__Problem details__: In the records below, change every "check-box-icon" to "checkbox-icon" and keep everything else the same. Leave the pictures out of your answer.

## START Available records

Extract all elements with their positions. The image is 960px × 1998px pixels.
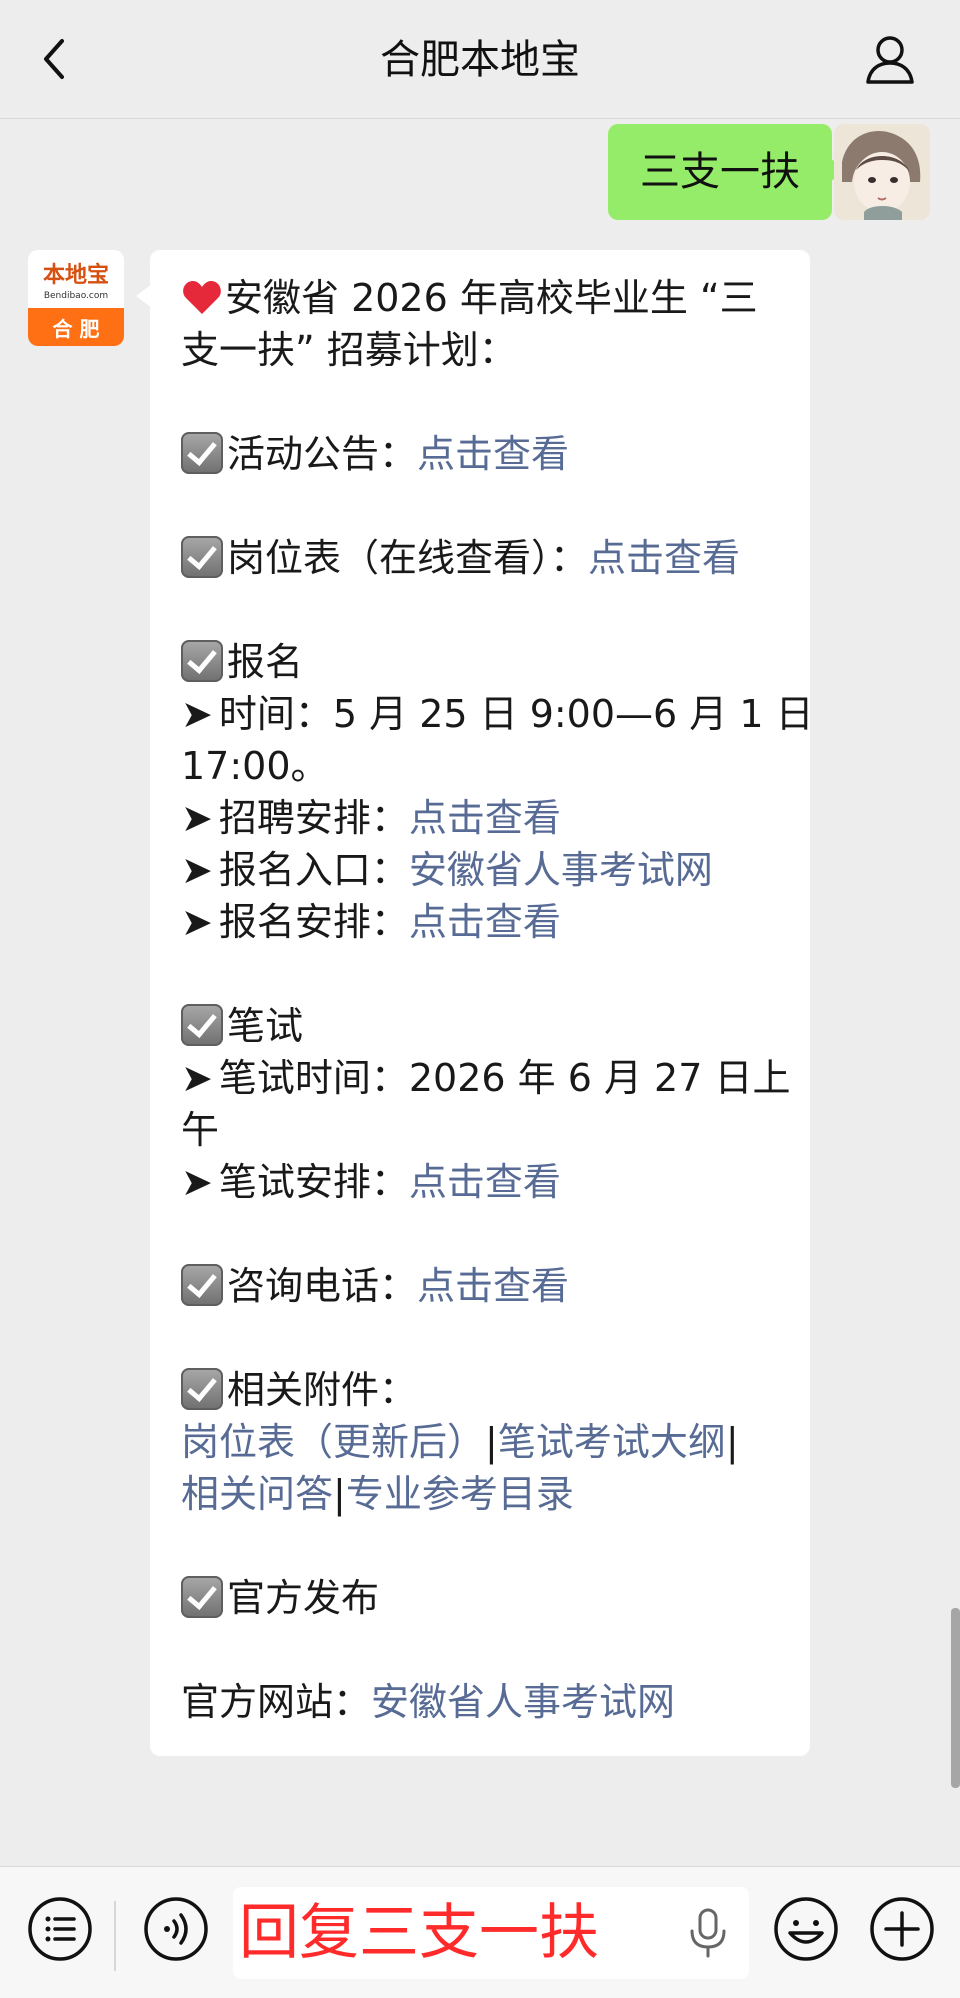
message-input[interactable]: 回复三支一扶 bbox=[233, 1887, 749, 1979]
exam-label: 笔试 bbox=[227, 1004, 304, 1048]
separator: | bbox=[333, 1472, 346, 1516]
post-row: 岗位表（在线查看）：点击查看 bbox=[181, 532, 782, 584]
emoji-icon[interactable] bbox=[772, 1895, 840, 1963]
check-box-icon bbox=[181, 1264, 223, 1306]
bot-avatar[interactable]: 本地宝 Bendibao.com 合 肥 bbox=[28, 250, 124, 346]
recruit-label: 招聘安排： bbox=[218, 796, 409, 840]
attachments-label: 相关附件： bbox=[227, 1368, 418, 1412]
check-box-icon bbox=[181, 1004, 223, 1046]
chat-title: 合肥本地宝 bbox=[380, 37, 580, 83]
check-box-icon bbox=[181, 1576, 223, 1618]
registration-row: 报名 bbox=[181, 636, 782, 688]
menu-list-icon[interactable] bbox=[26, 1895, 94, 1963]
arrangement-label: 报名安排： bbox=[218, 900, 409, 944]
check-box-icon bbox=[181, 432, 223, 474]
attachment-link-syllabus[interactable]: 笔试考试大纲 bbox=[498, 1420, 726, 1464]
arrangement-link[interactable]: 点击查看 bbox=[409, 900, 561, 944]
entry-link[interactable]: 安徽省人事考试网 bbox=[409, 848, 713, 892]
arrangement-row: ➤ 报名安排：点击查看 bbox=[181, 896, 782, 948]
heart-icon bbox=[183, 281, 221, 314]
message-input-text: 回复三支一扶 bbox=[239, 1898, 599, 1968]
phone-label: 咨询电话： bbox=[227, 1264, 418, 1308]
activity-link[interactable]: 点击查看 bbox=[417, 432, 569, 476]
attachment-link-faq[interactable]: 相关问答 bbox=[181, 1472, 333, 1516]
exam-arrangement-label: 笔试安排： bbox=[218, 1160, 409, 1204]
add-icon[interactable] bbox=[868, 1895, 936, 1963]
entry-label: 报名入口： bbox=[218, 848, 409, 892]
exam-arrangement-link[interactable]: 点击查看 bbox=[409, 1160, 561, 1204]
intro-text-1: 安徽省 2026 年高校毕业生 “三 bbox=[225, 276, 758, 320]
registration-label: 报名 bbox=[227, 640, 304, 684]
logo-text-main: 本地宝 bbox=[43, 262, 109, 288]
recruit-link[interactable]: 点击查看 bbox=[409, 796, 561, 840]
official-site-link[interactable]: 安徽省人事考试网 bbox=[371, 1680, 675, 1724]
attachments-links-1: 岗位表（更新后）|笔试考试大纲| bbox=[181, 1416, 782, 1468]
exam-arrangement-row: ➤ 笔试安排：点击查看 bbox=[181, 1156, 782, 1208]
exam-time-label: 笔试时间： bbox=[218, 1056, 409, 1100]
logo-text-url: Bendibao.com bbox=[44, 291, 108, 301]
separator: | bbox=[725, 1420, 739, 1464]
official-site-label: 官方网站： bbox=[181, 1680, 372, 1724]
chat-scrollbar[interactable] bbox=[951, 1608, 960, 1788]
arrow-icon: ➤ bbox=[181, 796, 213, 840]
exam-time-value: 2026 年 6 月 27 日上 bbox=[408, 1056, 791, 1100]
exam-time-row: ➤ 笔试时间：2026 年 6 月 27 日上 bbox=[181, 1052, 791, 1104]
arrow-icon: ➤ bbox=[181, 1056, 213, 1100]
time-value: 5 月 25 日 9:00—6 月 1 日 bbox=[332, 692, 814, 736]
time-value-cont: 17:00。 bbox=[181, 744, 329, 788]
intro-line: 安徽省 2026 年高校毕业生 “三 bbox=[181, 272, 782, 324]
arrow-icon: ➤ bbox=[181, 1160, 213, 1204]
chat-header: 合肥本地宝 bbox=[0, 0, 960, 119]
user-icon[interactable] bbox=[862, 32, 918, 88]
official-row: 官方发布 bbox=[181, 1572, 782, 1624]
exam-time-value-cont: 午 bbox=[181, 1108, 220, 1152]
logo-text-city: 合 肥 bbox=[53, 317, 100, 341]
bot-reply-bubble: 安徽省 2026 年高校毕业生 “三 支一扶” 招募计划： 活动公告：点击查看 … bbox=[136, 250, 814, 1756]
arrow-icon: ➤ bbox=[181, 900, 213, 944]
arrow-icon: ➤ bbox=[181, 848, 213, 892]
my-avatar[interactable] bbox=[834, 124, 930, 220]
entry-row: ➤ 报名入口：安徽省人事考试网 bbox=[181, 844, 782, 896]
input-bar: 回复三支一扶 bbox=[0, 1866, 960, 1998]
attachment-link-post[interactable]: 岗位表（更新后） bbox=[181, 1420, 485, 1464]
separator: | bbox=[485, 1420, 498, 1464]
official-site-row: 官方网站：安徽省人事考试网 bbox=[181, 1676, 782, 1728]
bendibao-logo-icon: 本地宝 Bendibao.com 合 肥 bbox=[28, 250, 124, 346]
microphone-icon[interactable] bbox=[687, 1907, 729, 1959]
post-link[interactable]: 点击查看 bbox=[588, 536, 740, 580]
my-message-bubble[interactable]: 三支一扶 bbox=[608, 124, 846, 220]
activity-label: 活动公告： bbox=[227, 432, 418, 476]
voice-icon[interactable] bbox=[142, 1895, 210, 1963]
activity-row: 活动公告：点击查看 bbox=[181, 428, 782, 480]
arrow-icon: ➤ bbox=[181, 692, 213, 736]
attachments-links-2: 相关问答|专业参考目录 bbox=[181, 1468, 782, 1520]
post-label: 岗位表（在线查看）： bbox=[227, 536, 589, 580]
intro-text-2: 支一扶” 招募计划： bbox=[181, 328, 517, 372]
phone-link[interactable]: 点击查看 bbox=[417, 1264, 569, 1308]
bar-divider bbox=[114, 1901, 116, 1971]
attachments-row: 相关附件： bbox=[181, 1364, 782, 1416]
phone-row: 咨询电话：点击查看 bbox=[181, 1260, 782, 1312]
attachment-link-major-catalog[interactable]: 专业参考目录 bbox=[346, 1472, 574, 1516]
time-row: ➤ 时间：5 月 25 日 9:00—6 月 1 日 bbox=[181, 688, 814, 740]
exam-row: 笔试 bbox=[181, 1000, 782, 1052]
check-box-icon bbox=[181, 1368, 223, 1410]
avatar-portrait-icon bbox=[834, 124, 930, 220]
recruit-row: ➤ 招聘安排：点击查看 bbox=[181, 792, 782, 844]
check-box-icon bbox=[181, 536, 223, 578]
check-box-icon bbox=[181, 640, 223, 682]
official-label: 官方发布 bbox=[227, 1576, 380, 1620]
time-label: 时间： bbox=[218, 692, 333, 736]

## END Available records

__Exercise result__:
Extract all elements with their positions. The image is 960px × 1998px pixels.
message-input[interactable]: 回复三支一扶 bbox=[233, 1887, 749, 1979]
exam-label: 笔试 bbox=[227, 1004, 304, 1048]
separator: | bbox=[333, 1472, 346, 1516]
post-row: 岗位表（在线查看）：点击查看 bbox=[181, 532, 782, 584]
emoji-icon[interactable] bbox=[772, 1895, 840, 1963]
checkbox-icon bbox=[181, 1264, 223, 1306]
bot-avatar[interactable]: 本地宝 Bendibao.com 合 肥 bbox=[28, 250, 124, 346]
recruit-label: 招聘安排： bbox=[218, 796, 409, 840]
attachments-label: 相关附件： bbox=[227, 1368, 418, 1412]
checkbox-icon bbox=[181, 1004, 223, 1046]
chat-title: 合肥本地宝 bbox=[380, 37, 580, 83]
checkbox-icon bbox=[181, 1576, 223, 1618]
registration-row: 报名 bbox=[181, 636, 782, 688]
menu-list-icon[interactable] bbox=[26, 1895, 94, 1963]
arrangement-label: 报名安排： bbox=[218, 900, 409, 944]
checkbox-icon bbox=[181, 432, 223, 474]
attachment-link-syllabus[interactable]: 笔试考试大纲 bbox=[498, 1420, 726, 1464]
arrangement-link[interactable]: 点击查看 bbox=[409, 900, 561, 944]
entry-link[interactable]: 安徽省人事考试网 bbox=[409, 848, 713, 892]
arrangement-row: ➤ 报名安排：点击查看 bbox=[181, 896, 782, 948]
heart-icon bbox=[183, 281, 221, 314]
message-input-text: 回复三支一扶 bbox=[239, 1898, 599, 1968]
phone-label: 咨询电话： bbox=[227, 1264, 418, 1308]
activity-link[interactable]: 点击查看 bbox=[417, 432, 569, 476]
attachment-link-faq[interactable]: 相关问答 bbox=[181, 1472, 333, 1516]
exam-arrangement-label: 笔试安排： bbox=[218, 1160, 409, 1204]
add-icon[interactable] bbox=[868, 1895, 936, 1963]
entry-label: 报名入口： bbox=[218, 848, 409, 892]
exam-arrangement-link[interactable]: 点击查看 bbox=[409, 1160, 561, 1204]
intro-text-1: 安徽省 2026 年高校毕业生 “三 bbox=[225, 276, 758, 320]
registration-label: 报名 bbox=[227, 640, 304, 684]
logo-text-main: 本地宝 bbox=[43, 262, 109, 288]
recruit-link[interactable]: 点击查看 bbox=[409, 796, 561, 840]
official-site-link[interactable]: 安徽省人事考试网 bbox=[371, 1680, 675, 1724]
attachments-links-1: 岗位表（更新后）|笔试考试大纲| bbox=[181, 1416, 782, 1468]
exam-arrangement-row: ➤ 笔试安排：点击查看 bbox=[181, 1156, 782, 1208]
exam-time-label: 笔试时间： bbox=[218, 1056, 409, 1100]
logo-text-url: Bendibao.com bbox=[44, 291, 108, 301]
separator: | bbox=[725, 1420, 739, 1464]
official-site-label: 官方网站： bbox=[181, 1680, 372, 1724]
chat-scrollbar[interactable] bbox=[951, 1608, 960, 1788]
arrow-icon: ➤ bbox=[181, 796, 213, 840]
exam-time-value: 2026 年 6 月 27 日上 bbox=[408, 1056, 791, 1100]
exam-time-row: ➤ 笔试时间：2026 年 6 月 27 日上 bbox=[181, 1052, 791, 1104]
arrow-icon: ➤ bbox=[181, 1056, 213, 1100]
time-value: 5 月 25 日 9:00—6 月 1 日 bbox=[332, 692, 814, 736]
time-value-cont: 17:00。 bbox=[181, 744, 329, 788]
intro-line: 安徽省 2026 年高校毕业生 “三 bbox=[181, 272, 782, 324]
arrow-icon: ➤ bbox=[181, 1160, 213, 1204]
chat-header: 合肥本地宝 bbox=[0, 0, 960, 119]
user-icon[interactable] bbox=[862, 32, 918, 88]
official-row: 官方发布 bbox=[181, 1572, 782, 1624]
exam-time-value-cont: 午 bbox=[181, 1108, 220, 1152]
logo-text-city: 合 肥 bbox=[53, 317, 100, 341]
bot-reply-bubble: 安徽省 2026 年高校毕业生 “三 支一扶” 招募计划： 活动公告：点击查看 … bbox=[136, 250, 814, 1756]
arrow-icon: ➤ bbox=[181, 900, 213, 944]
arrow-icon: ➤ bbox=[181, 848, 213, 892]
my-avatar[interactable] bbox=[834, 124, 930, 220]
entry-row: ➤ 报名入口：安徽省人事考试网 bbox=[181, 844, 782, 896]
input-bar: 回复三支一扶 bbox=[0, 1866, 960, 1998]
attachment-link-post[interactable]: 岗位表（更新后） bbox=[181, 1420, 485, 1464]
separator: | bbox=[485, 1420, 498, 1464]
official-site-row: 官方网站：安徽省人事考试网 bbox=[181, 1676, 782, 1728]
bendibao-logo-icon: 本地宝 Bendibao.com 合 肥 bbox=[28, 250, 124, 346]
microphone-icon[interactable] bbox=[687, 1907, 729, 1959]
post-link[interactable]: 点击查看 bbox=[588, 536, 740, 580]
my-message-bubble[interactable]: 三支一扶 bbox=[608, 124, 846, 220]
activity-label: 活动公告： bbox=[227, 432, 418, 476]
voice-icon[interactable] bbox=[142, 1895, 210, 1963]
activity-row: 活动公告：点击查看 bbox=[181, 428, 782, 480]
arrow-icon: ➤ bbox=[181, 692, 213, 736]
attachments-links-2: 相关问答|专业参考目录 bbox=[181, 1468, 782, 1520]
post-label: 岗位表（在线查看）： bbox=[227, 536, 589, 580]
intro-text-2: 支一扶” 招募计划： bbox=[181, 328, 517, 372]
phone-link[interactable]: 点击查看 bbox=[417, 1264, 569, 1308]
bar-divider bbox=[114, 1901, 116, 1971]
attachments-row: 相关附件： bbox=[181, 1364, 782, 1416]
phone-row: 咨询电话：点击查看 bbox=[181, 1260, 782, 1312]
attachment-link-major-catalog[interactable]: 专业参考目录 bbox=[346, 1472, 574, 1516]
time-row: ➤ 时间：5 月 25 日 9:00—6 月 1 日 bbox=[181, 688, 814, 740]
exam-row: 笔试 bbox=[181, 1000, 782, 1052]
checkbox-icon bbox=[181, 1368, 223, 1410]
avatar-portrait-icon bbox=[834, 124, 930, 220]
recruit-row: ➤ 招聘安排：点击查看 bbox=[181, 792, 782, 844]
checkbox-icon bbox=[181, 536, 223, 578]
checkbox-icon bbox=[181, 640, 223, 682]
official-label: 官方发布 bbox=[227, 1576, 380, 1620]
time-label: 时间： bbox=[218, 692, 333, 736]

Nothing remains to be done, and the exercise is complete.